• RECORD EXCERPTS:
........

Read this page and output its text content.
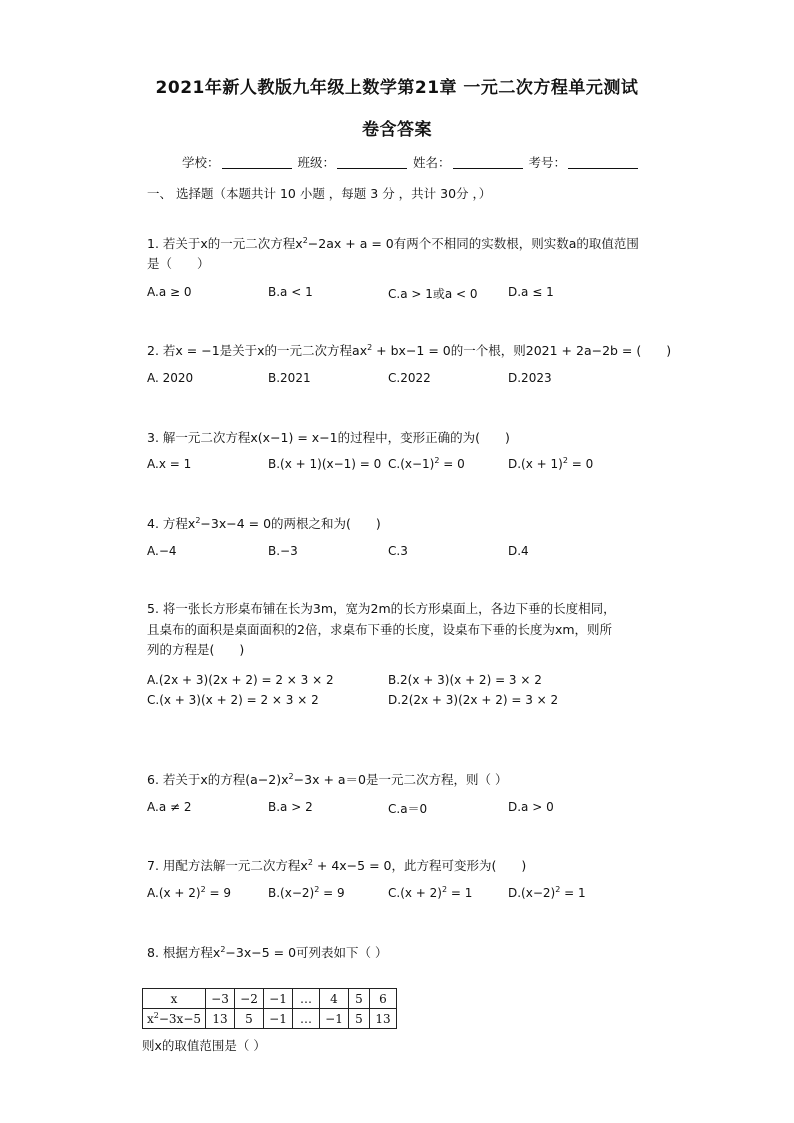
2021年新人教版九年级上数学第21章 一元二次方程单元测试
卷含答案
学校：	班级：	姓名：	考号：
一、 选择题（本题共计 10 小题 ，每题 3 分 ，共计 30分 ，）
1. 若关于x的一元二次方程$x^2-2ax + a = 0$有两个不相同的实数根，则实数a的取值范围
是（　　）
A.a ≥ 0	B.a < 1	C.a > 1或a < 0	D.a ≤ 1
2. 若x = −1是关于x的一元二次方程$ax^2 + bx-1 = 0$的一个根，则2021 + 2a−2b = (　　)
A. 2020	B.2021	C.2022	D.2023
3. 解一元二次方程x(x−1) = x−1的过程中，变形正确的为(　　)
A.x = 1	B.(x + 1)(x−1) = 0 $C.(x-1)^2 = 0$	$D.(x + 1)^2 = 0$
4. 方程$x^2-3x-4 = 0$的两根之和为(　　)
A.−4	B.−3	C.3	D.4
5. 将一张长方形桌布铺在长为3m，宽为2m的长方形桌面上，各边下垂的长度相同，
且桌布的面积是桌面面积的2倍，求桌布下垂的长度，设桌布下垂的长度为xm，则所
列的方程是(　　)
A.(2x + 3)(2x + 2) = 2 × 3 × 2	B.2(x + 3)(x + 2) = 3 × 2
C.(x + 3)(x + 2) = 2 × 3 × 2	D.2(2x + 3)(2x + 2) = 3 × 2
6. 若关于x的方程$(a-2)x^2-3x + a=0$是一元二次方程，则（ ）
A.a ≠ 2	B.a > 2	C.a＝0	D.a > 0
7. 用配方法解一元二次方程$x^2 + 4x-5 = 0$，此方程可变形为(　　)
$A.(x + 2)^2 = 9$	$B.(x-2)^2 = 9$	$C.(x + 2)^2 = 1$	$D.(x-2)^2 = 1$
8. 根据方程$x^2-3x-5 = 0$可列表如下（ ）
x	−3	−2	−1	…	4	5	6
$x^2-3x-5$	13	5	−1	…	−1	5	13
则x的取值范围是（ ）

........

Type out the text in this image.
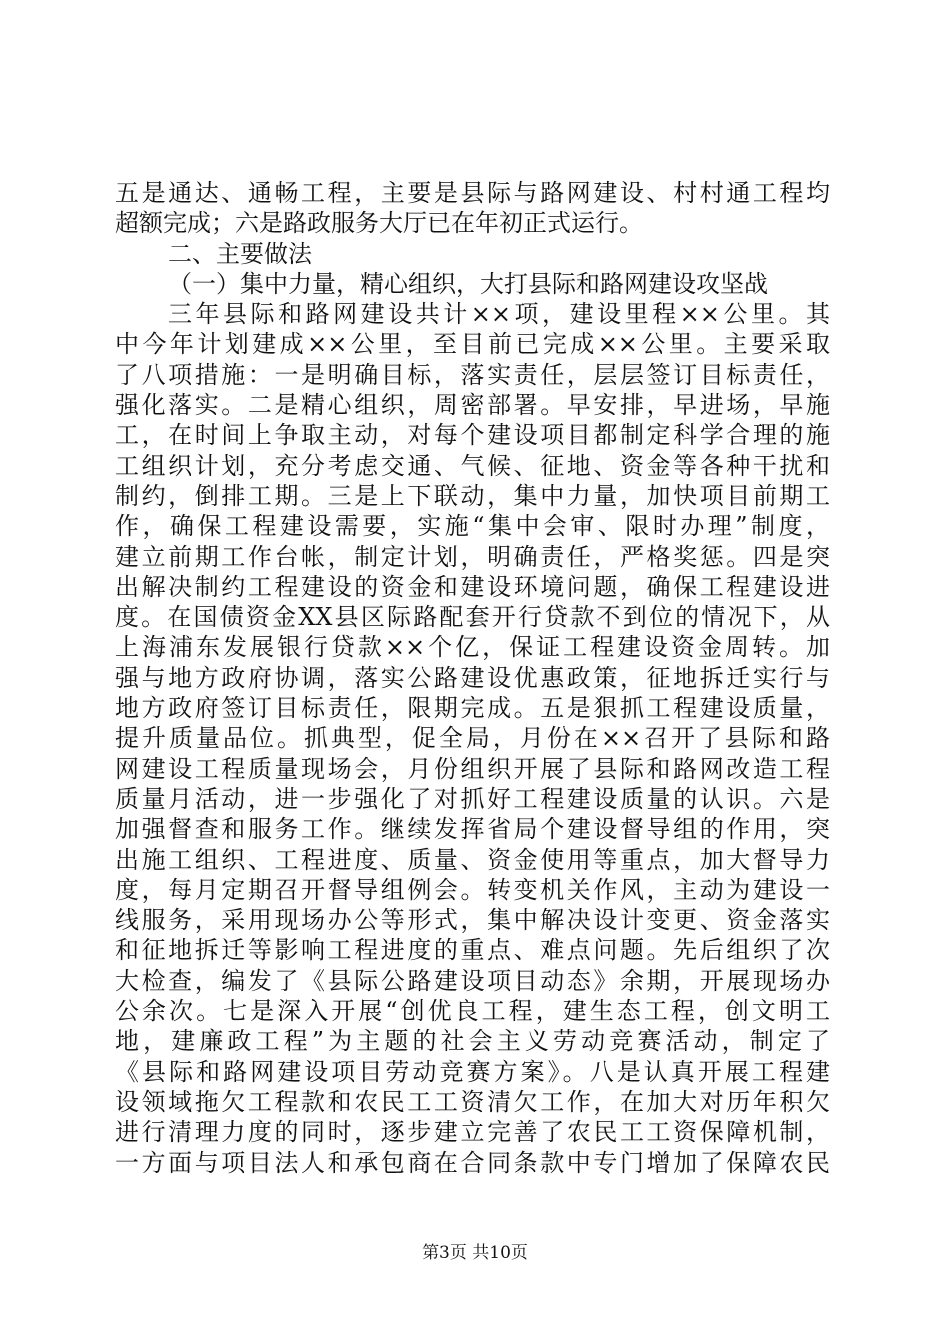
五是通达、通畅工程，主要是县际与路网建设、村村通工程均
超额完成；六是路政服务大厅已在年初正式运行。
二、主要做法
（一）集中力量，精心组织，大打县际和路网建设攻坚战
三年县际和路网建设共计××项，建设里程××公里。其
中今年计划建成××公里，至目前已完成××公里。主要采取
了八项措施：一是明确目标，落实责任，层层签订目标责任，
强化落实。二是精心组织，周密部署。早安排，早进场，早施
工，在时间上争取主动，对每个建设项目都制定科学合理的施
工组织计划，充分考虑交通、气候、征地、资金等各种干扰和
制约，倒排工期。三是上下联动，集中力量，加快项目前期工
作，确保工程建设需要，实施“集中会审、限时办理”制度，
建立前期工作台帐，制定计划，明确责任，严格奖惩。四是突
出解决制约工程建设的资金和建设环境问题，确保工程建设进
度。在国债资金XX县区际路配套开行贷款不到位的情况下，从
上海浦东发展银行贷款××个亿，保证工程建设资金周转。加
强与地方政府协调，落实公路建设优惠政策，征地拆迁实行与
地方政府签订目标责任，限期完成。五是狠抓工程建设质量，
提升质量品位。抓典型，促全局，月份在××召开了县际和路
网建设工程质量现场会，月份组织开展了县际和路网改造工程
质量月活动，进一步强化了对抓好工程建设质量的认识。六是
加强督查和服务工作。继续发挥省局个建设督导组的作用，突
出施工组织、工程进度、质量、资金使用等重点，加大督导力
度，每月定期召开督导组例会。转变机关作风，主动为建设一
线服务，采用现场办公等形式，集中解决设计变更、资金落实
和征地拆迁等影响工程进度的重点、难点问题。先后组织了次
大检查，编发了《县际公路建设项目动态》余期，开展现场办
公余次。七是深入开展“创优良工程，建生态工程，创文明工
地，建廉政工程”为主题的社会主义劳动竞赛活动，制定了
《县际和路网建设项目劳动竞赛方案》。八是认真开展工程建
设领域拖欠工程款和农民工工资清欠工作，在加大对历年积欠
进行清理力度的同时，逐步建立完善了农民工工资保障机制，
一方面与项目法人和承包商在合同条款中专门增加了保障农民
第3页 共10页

........

• WORK INSTRUCTIONS:
Copy whichever lines in the listing above contain the word "text".

• CORRECT ANSWER:
Read this page and output its text content.
Type out the text in this image.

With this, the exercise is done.